**O que fazer:**
Responda com base no trecho sobre a tortura:
(a) Quem Trump anunciou para substituir Rex Tillerson?
(b) Em que ano Gina Haspel foi nomeada para dirigir o Serviço Nacional Clandestino da CIA?
(c) Que anos o trecho dá para a ditadura militar?

**Trecho citado:**
· · · ·

O presidente dos Estados Unidos, Donald Trump, demitiu o Secretário de Estado Rex Tillerson, por mensagem no Twitter, que é seu método e ferramenta especial de trabalho, (13/03). Ele anunciou Mike Pompeo como substituto, e que dirigia a CIA, a central de inteligência americana- uma ABIN com mais recursos. A questão é quem ele indicou para a chefia da CIA: uma especialista em tortura como método de Estado para combater o crime e o terrorismo. Gina Haspel é a primeira mulher nomeada à frente da CIA, mas o papel desta ex-chefe das operações clandestinas em prisões secretas onde detentos eram torturados pode complicar e aprofundar a calamitosa aceitação nos EUA do (des) governo Trump. Ela foi nomeada em 2013 para dirigir o Serviço Nacional Clandestino da CIA, mas foi substituída depois, por sua responsabilidade na criação no exterior de prisões secretas após o 11 de setembro de 2001, onde métodos como simulação de afogamento, encenações de fuzilamentos de presos, impedimentos de dormir por quase 24 horas, usando sons e luz, jatos de água, tudo oficialmente são métodos de tortura, usados para interrogar suspeitos; e que são usados no mundo inteiro, inclusive num certo país do carnaval que conhecemos. A sua biografia, por certo, não a recomenda; apesar dos elogios do próprio Presidente ao seu passado de eficiência duvidosa em face dos mínimos parâmetros legais e de direitos humanos dos presos ou suspeitos. A tortura é um velho e conhecido método de extrair confissões, principalmente usado por agentes do Estado, em geral, incompetentes ou despreparados tecnicamente para suas tarefas. Usa-se a famosa “pedagogia” da pancada.

 

As práticas de tortura estão presentes em nosso cotidiano e com implicações desde os períodos autoritários pelos quais nosso país passou, em especial, o último: a ditadura militar de 64 a 85. Nos anos 90, estas práticas passaram a ser percebidas por grandes segmentos de nossa população como questões que não lhes dizem respeito e, até certo ponto, como aspectos necessários para conter a violência dos “perigosos”.

 

Desde que aplicada aos outros que não nossos parentes ou amigos, mais aos marginais de todos os tipos, tais práticas são na realidade aceitas, embora não defendidas publicamente. É comum a pergunta quando se fala de tortura: ”mas, o que ele fez?. Como se tal procedimento pudesse ser justificado por algum erro, deslize ou crime cometido pela vítima.Somente em alguns casos quando se trata de pessoas inocentes há clamores públicos, o que mostra que para certos segmentos essa medida pode ser aceita. Assim, apesar da sua não defesa pública, a omissão e mesmo a conivência por parte da sociedade fazem com que tais dispositivos se fortaleçam em nosso cotidiano.

· · · ·

Linhas de uma base de dados de layout

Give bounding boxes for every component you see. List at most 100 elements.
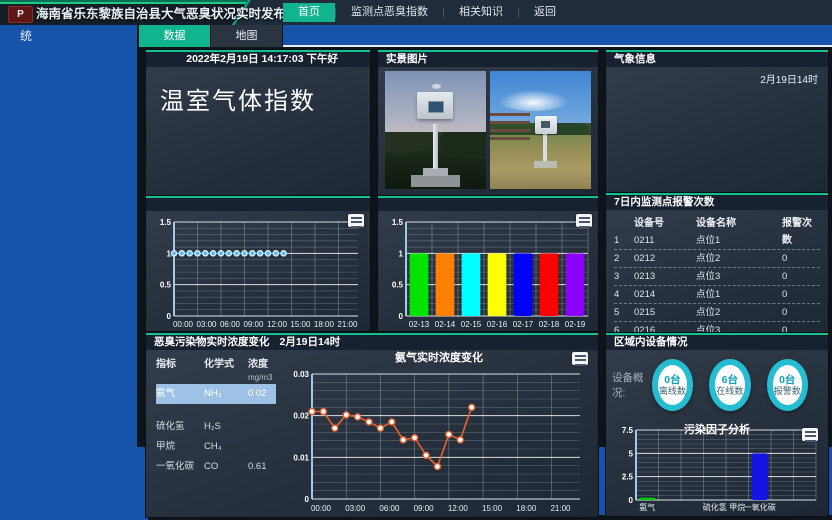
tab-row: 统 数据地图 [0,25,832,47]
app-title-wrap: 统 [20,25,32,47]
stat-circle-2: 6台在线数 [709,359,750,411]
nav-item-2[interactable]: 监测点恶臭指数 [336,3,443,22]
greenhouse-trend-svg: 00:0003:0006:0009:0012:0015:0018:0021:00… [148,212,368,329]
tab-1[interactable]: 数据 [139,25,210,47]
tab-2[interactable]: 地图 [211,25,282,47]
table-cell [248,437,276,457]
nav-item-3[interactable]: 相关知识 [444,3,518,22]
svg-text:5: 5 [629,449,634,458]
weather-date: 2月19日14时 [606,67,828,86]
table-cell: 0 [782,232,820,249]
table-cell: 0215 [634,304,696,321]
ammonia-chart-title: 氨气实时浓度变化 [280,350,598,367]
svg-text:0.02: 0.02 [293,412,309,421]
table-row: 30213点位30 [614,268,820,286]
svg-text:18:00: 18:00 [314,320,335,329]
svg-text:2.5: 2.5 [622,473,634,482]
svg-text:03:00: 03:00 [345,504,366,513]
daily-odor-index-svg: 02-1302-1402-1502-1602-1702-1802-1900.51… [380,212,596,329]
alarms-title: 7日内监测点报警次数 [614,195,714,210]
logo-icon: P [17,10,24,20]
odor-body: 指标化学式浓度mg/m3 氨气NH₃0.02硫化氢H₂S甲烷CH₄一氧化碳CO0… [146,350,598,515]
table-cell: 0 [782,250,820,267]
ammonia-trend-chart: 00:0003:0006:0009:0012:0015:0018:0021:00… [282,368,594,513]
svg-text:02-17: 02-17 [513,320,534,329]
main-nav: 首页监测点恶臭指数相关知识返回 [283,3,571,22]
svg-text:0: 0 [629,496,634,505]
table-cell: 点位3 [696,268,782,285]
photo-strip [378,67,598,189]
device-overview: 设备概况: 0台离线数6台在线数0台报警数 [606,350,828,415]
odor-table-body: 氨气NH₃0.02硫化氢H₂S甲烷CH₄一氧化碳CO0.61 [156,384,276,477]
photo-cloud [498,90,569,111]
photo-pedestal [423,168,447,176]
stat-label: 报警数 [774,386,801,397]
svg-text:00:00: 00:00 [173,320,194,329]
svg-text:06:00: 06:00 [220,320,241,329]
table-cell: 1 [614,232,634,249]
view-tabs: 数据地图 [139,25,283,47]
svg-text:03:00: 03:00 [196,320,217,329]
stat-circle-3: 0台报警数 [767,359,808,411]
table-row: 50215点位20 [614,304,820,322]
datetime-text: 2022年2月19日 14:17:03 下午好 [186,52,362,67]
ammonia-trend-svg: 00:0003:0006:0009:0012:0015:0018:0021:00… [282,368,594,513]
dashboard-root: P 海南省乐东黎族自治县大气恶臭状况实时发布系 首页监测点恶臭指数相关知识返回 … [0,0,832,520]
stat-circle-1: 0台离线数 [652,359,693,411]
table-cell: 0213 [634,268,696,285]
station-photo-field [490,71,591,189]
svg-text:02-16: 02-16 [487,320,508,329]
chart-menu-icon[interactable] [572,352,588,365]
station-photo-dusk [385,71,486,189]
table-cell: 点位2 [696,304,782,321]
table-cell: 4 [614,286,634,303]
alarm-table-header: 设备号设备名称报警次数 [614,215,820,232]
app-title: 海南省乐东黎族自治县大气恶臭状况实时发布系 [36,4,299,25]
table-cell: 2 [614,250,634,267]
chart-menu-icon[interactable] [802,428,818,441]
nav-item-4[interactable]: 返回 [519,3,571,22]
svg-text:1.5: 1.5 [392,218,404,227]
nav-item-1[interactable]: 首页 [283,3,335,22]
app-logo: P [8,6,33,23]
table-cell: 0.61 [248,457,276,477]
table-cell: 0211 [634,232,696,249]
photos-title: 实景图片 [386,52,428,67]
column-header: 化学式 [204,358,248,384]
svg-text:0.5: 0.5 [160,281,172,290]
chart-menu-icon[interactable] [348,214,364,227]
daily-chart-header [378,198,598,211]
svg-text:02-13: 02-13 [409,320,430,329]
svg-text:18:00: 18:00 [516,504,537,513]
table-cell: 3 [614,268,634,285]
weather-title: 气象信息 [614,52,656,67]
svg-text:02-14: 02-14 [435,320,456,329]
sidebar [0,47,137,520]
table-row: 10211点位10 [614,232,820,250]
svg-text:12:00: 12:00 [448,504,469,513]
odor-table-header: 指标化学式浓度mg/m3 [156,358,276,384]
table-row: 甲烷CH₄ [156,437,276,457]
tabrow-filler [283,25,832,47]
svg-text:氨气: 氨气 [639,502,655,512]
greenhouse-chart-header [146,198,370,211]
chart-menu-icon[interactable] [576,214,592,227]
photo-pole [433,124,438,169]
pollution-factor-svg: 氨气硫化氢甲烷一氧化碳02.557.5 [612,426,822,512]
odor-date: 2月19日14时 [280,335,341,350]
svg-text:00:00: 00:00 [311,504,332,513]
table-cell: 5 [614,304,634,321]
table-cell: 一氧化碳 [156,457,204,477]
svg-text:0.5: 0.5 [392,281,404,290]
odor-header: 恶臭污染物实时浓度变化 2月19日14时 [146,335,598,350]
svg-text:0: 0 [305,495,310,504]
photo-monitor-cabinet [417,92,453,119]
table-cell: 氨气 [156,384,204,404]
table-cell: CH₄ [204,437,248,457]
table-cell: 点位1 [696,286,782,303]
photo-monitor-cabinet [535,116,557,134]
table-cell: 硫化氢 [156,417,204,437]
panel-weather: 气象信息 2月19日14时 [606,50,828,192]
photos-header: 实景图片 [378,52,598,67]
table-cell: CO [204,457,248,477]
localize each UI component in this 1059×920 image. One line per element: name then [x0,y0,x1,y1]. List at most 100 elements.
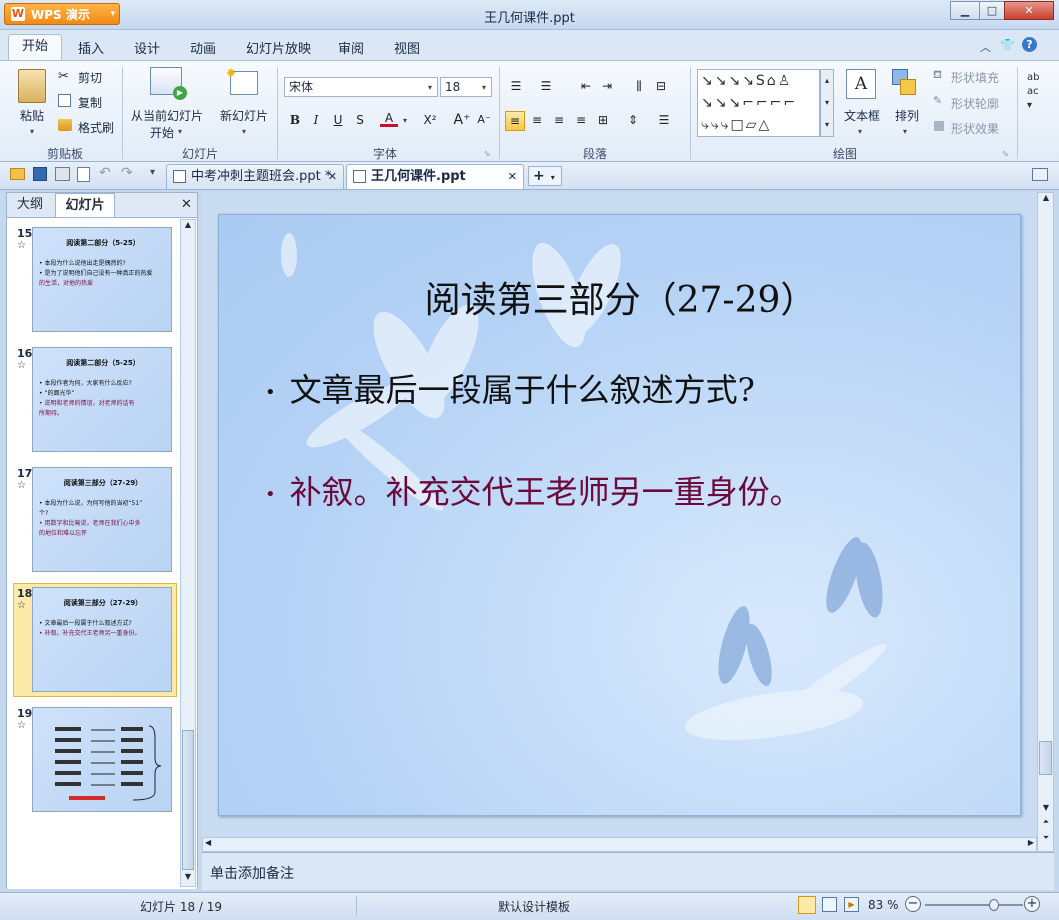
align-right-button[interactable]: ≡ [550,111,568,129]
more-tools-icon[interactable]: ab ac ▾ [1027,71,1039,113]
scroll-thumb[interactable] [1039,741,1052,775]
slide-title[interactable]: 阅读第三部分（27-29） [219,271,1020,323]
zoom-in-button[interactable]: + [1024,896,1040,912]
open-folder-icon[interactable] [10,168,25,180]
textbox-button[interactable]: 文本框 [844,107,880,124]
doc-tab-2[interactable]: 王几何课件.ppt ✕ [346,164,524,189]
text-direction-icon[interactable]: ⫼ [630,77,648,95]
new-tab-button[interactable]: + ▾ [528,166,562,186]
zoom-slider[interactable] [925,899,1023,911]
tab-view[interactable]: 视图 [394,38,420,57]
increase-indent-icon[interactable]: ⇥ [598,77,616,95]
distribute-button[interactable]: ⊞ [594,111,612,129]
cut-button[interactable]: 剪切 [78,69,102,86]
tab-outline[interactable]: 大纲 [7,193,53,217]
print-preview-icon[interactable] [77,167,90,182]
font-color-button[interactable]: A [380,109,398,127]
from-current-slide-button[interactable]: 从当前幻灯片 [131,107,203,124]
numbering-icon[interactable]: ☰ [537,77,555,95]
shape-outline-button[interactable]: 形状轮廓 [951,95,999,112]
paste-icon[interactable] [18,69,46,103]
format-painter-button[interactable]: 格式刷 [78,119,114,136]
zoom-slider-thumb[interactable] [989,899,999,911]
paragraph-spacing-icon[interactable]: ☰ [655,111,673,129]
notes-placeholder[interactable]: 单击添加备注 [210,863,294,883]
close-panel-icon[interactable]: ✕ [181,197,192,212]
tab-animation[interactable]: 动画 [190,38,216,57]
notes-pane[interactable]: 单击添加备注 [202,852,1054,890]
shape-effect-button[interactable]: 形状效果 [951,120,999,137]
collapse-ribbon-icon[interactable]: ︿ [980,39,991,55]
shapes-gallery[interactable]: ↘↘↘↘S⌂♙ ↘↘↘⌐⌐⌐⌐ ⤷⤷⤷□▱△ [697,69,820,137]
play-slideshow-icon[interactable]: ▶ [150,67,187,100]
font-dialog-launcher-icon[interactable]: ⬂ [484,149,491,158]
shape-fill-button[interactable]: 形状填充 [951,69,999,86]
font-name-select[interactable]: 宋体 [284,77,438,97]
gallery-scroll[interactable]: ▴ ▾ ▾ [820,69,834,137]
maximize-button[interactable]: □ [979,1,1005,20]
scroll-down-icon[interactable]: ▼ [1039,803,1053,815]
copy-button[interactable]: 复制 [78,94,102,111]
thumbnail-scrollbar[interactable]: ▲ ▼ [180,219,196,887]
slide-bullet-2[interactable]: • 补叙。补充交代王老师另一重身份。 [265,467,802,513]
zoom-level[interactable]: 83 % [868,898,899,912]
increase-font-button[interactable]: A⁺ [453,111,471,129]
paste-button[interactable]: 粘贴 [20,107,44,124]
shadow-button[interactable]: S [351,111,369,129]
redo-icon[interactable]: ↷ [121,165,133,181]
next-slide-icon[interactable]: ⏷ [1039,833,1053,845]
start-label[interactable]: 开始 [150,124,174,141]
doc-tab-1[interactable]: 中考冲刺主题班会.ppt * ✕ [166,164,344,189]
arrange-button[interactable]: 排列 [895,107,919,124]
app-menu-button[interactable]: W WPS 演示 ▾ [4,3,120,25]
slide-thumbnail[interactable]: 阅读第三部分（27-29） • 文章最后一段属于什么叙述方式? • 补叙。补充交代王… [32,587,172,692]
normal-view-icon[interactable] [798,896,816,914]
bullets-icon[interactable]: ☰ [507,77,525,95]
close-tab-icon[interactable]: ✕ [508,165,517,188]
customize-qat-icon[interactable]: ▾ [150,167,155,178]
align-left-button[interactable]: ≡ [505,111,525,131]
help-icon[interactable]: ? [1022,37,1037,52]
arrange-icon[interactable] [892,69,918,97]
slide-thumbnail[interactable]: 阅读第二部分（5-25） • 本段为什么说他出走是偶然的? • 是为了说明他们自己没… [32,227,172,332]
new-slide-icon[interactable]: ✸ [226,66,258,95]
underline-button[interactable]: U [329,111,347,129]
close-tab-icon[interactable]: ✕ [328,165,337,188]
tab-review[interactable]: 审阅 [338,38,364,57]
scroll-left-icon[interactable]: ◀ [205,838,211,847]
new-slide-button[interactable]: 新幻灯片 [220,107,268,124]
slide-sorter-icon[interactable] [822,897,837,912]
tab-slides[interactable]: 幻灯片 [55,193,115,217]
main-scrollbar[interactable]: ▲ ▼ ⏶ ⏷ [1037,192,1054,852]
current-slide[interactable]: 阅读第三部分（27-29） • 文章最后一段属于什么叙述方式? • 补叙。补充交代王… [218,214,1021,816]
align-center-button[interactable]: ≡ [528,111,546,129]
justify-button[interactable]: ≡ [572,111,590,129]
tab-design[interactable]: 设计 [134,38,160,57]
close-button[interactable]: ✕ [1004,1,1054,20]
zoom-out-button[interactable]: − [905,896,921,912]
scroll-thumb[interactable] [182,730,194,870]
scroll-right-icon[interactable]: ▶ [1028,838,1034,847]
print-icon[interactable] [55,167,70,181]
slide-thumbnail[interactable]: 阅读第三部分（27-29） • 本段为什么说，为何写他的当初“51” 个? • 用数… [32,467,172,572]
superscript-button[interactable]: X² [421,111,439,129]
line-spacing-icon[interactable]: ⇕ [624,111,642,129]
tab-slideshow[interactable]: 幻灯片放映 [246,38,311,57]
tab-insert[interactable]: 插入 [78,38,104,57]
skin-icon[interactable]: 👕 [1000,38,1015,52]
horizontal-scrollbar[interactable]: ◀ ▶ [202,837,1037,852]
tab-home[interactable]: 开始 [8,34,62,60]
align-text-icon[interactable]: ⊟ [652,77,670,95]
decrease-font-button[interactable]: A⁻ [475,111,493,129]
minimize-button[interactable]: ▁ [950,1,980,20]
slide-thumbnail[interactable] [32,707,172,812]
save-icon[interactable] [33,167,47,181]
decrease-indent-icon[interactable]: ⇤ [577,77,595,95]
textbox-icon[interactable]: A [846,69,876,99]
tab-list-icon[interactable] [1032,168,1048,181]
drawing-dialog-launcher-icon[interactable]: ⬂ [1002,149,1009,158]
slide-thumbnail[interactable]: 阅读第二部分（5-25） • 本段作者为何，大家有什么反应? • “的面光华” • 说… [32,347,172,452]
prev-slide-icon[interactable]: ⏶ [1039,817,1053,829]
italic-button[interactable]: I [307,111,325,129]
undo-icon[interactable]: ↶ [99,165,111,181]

· · · ·

**Resultado:**
(a) Mike Pompeo.
(b) Em 2013.
(c) De 64 a 85.